• _DATASET RECORDS_:
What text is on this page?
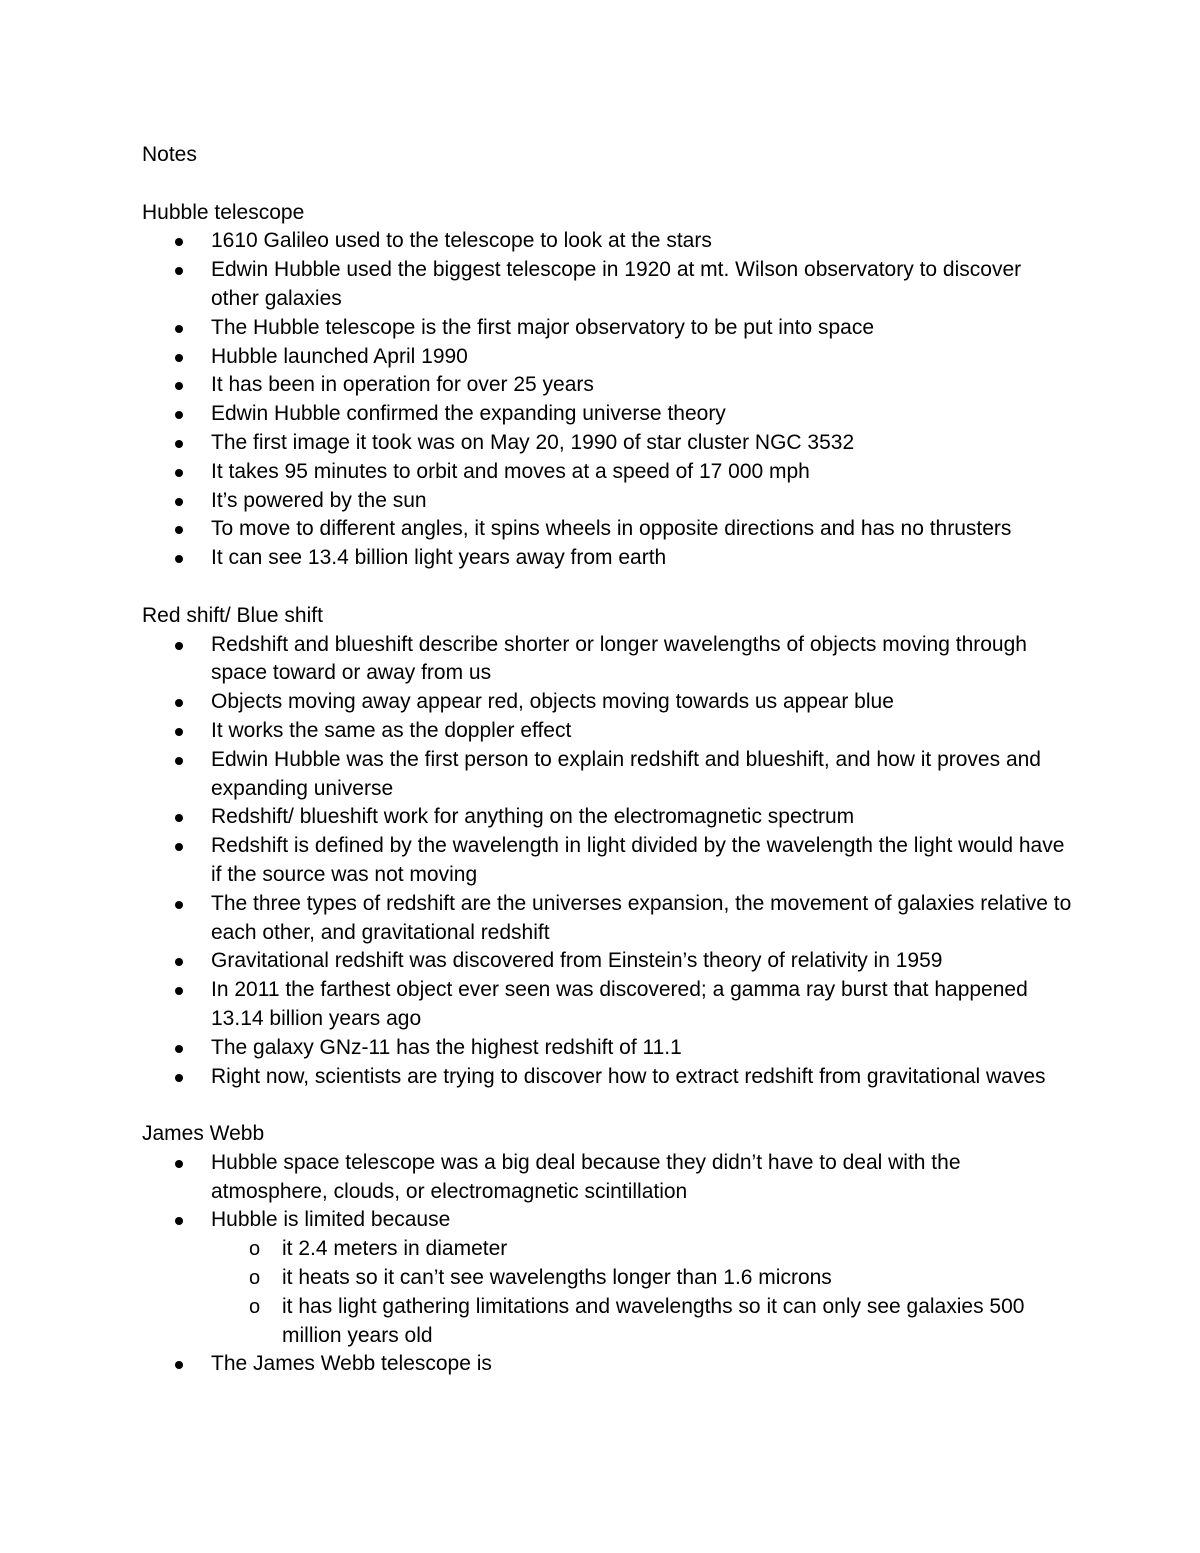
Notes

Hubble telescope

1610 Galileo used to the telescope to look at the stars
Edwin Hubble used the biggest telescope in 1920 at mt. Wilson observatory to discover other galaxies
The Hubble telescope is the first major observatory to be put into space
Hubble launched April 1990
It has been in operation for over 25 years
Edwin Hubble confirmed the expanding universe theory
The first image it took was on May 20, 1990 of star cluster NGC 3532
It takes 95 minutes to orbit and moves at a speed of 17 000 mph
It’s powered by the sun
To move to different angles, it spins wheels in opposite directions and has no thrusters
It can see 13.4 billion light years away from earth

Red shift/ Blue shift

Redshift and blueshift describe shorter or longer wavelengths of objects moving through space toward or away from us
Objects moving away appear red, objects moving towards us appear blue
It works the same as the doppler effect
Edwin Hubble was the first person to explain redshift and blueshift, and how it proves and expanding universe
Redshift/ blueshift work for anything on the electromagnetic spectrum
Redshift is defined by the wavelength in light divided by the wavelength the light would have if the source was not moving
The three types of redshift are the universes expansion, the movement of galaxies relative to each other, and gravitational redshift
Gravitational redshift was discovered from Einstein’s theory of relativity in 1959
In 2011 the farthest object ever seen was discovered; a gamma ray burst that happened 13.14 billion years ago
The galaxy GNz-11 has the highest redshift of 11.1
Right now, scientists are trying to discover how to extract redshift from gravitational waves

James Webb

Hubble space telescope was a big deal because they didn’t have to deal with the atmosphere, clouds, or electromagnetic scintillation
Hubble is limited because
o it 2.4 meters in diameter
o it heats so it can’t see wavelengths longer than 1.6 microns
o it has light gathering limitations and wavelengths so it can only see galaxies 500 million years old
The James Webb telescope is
--
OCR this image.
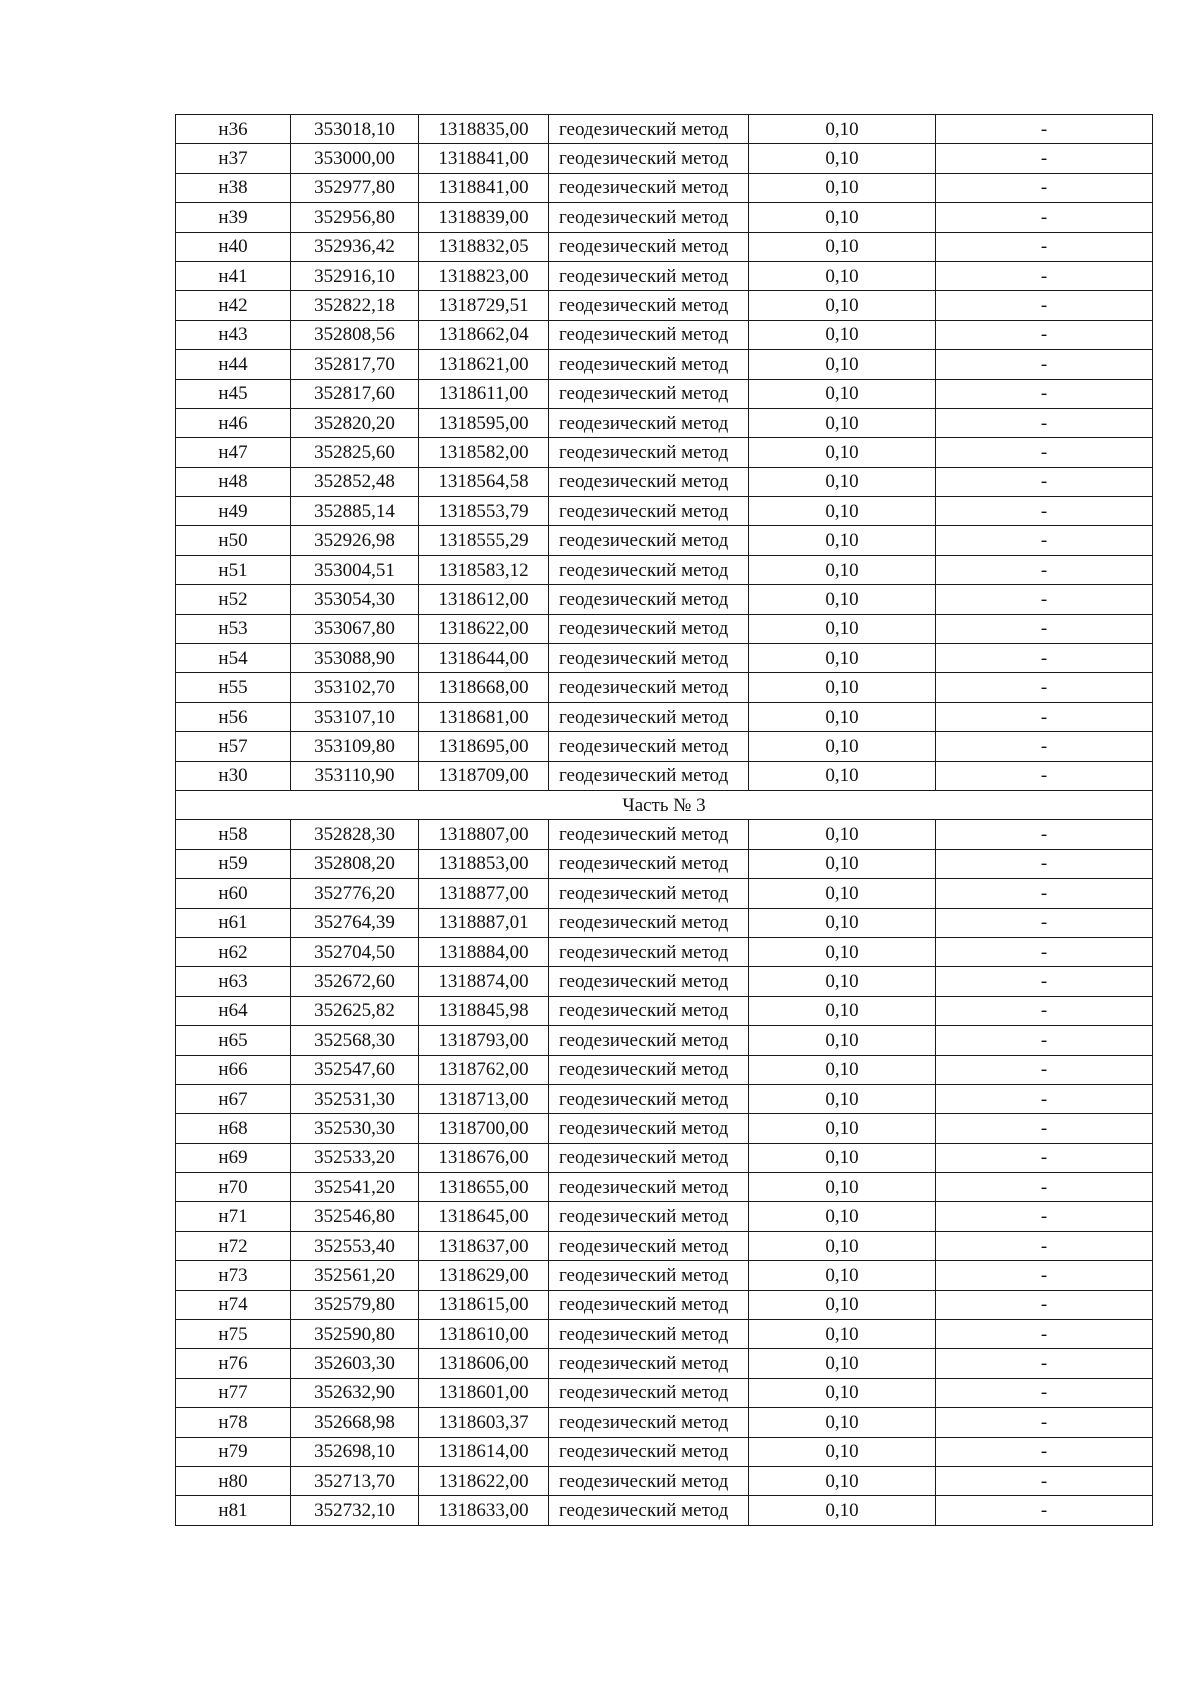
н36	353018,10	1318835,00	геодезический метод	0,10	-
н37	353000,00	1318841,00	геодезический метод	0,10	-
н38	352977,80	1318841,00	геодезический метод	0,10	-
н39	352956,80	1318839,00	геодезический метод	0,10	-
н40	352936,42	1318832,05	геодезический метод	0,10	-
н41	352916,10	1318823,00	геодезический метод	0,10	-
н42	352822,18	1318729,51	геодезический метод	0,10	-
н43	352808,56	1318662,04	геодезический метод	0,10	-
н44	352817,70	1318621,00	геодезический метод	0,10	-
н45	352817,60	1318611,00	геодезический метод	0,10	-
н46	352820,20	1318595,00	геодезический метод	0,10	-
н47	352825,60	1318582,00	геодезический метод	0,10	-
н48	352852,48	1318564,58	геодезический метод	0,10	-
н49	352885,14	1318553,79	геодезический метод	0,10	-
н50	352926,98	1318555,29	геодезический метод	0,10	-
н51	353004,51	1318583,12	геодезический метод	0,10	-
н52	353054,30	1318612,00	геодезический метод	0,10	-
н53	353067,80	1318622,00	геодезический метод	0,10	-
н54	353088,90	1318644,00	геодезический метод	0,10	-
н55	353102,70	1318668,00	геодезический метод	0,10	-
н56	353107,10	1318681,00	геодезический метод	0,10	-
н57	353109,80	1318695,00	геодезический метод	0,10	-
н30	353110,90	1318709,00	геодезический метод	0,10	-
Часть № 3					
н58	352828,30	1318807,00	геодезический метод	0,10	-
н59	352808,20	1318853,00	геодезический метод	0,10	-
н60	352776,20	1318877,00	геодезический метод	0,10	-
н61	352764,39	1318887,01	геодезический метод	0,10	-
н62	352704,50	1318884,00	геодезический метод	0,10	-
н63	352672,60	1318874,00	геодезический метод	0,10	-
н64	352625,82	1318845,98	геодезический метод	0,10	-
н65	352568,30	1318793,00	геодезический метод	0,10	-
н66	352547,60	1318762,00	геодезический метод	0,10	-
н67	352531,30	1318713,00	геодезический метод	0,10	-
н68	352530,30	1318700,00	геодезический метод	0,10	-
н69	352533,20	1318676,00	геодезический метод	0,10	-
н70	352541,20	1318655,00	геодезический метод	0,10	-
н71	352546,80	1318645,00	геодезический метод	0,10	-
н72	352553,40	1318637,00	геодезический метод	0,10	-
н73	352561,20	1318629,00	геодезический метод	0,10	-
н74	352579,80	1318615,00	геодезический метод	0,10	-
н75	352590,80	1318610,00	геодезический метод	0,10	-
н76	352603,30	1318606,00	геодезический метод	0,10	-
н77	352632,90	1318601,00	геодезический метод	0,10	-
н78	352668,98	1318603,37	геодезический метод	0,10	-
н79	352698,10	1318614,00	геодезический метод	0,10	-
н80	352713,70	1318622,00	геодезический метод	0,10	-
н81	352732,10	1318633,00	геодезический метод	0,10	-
...
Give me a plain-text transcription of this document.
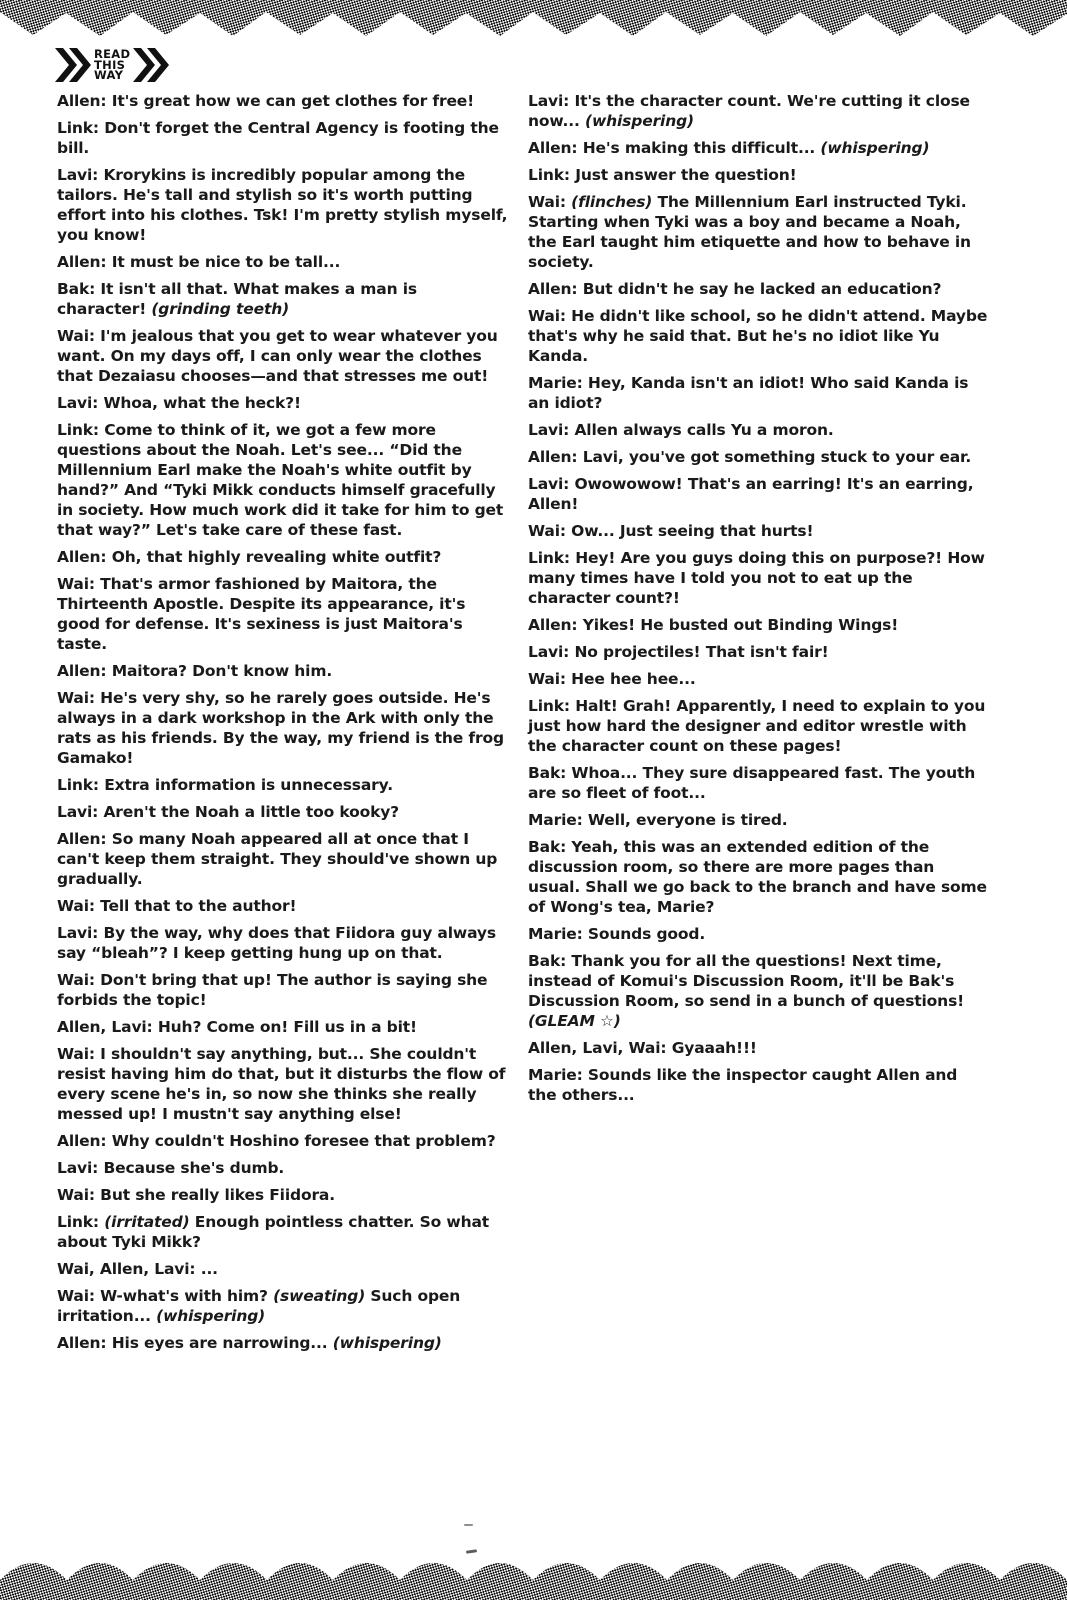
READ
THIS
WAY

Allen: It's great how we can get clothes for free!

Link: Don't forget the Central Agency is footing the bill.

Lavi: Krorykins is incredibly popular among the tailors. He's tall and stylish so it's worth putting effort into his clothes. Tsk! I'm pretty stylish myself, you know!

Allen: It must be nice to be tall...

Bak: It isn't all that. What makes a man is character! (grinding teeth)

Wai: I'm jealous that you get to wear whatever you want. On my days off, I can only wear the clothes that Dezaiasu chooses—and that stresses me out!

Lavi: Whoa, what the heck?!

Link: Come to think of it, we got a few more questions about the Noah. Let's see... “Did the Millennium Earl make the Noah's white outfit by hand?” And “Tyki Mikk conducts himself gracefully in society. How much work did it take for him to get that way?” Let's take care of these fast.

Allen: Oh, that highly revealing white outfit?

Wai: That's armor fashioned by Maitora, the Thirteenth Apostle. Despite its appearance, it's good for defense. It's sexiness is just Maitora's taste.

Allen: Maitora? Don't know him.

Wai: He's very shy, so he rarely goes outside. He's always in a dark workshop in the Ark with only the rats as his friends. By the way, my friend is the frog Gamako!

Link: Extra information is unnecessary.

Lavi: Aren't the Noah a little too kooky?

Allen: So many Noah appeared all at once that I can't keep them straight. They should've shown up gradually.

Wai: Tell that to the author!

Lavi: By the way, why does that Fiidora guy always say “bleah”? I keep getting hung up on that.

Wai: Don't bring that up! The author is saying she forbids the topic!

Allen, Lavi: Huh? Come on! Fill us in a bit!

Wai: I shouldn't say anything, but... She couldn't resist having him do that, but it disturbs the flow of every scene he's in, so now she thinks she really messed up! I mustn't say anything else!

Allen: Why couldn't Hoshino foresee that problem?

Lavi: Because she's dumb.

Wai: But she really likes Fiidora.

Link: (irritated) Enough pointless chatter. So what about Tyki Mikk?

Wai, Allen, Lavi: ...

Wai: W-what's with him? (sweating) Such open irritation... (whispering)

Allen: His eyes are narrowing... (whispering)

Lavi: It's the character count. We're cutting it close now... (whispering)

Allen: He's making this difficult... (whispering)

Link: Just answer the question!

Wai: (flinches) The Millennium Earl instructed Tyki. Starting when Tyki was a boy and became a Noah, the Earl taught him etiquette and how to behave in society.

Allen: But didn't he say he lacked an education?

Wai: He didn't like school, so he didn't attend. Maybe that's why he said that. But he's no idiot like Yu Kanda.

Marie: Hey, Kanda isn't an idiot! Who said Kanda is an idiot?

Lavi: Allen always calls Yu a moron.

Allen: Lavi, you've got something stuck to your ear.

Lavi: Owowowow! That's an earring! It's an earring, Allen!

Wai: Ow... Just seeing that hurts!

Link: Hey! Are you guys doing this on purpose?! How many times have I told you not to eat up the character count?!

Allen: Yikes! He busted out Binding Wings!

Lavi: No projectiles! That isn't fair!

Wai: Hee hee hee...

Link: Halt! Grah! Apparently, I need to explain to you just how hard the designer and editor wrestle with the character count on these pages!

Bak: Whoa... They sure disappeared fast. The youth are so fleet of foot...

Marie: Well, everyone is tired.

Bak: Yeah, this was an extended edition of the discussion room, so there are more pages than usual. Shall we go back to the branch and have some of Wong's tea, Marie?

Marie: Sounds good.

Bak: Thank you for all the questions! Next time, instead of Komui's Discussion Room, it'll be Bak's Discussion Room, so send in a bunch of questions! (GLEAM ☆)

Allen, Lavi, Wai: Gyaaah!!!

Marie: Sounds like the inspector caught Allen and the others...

• _TASK PROMPT_:
Pull out every line containing "billion".

• _SOLUTION BELOW_:
It can see 13.4 billion light years away from earth
In 2011 the farthest object ever seen was discovered; a gamma ray burst that happened 13.14 billion years ago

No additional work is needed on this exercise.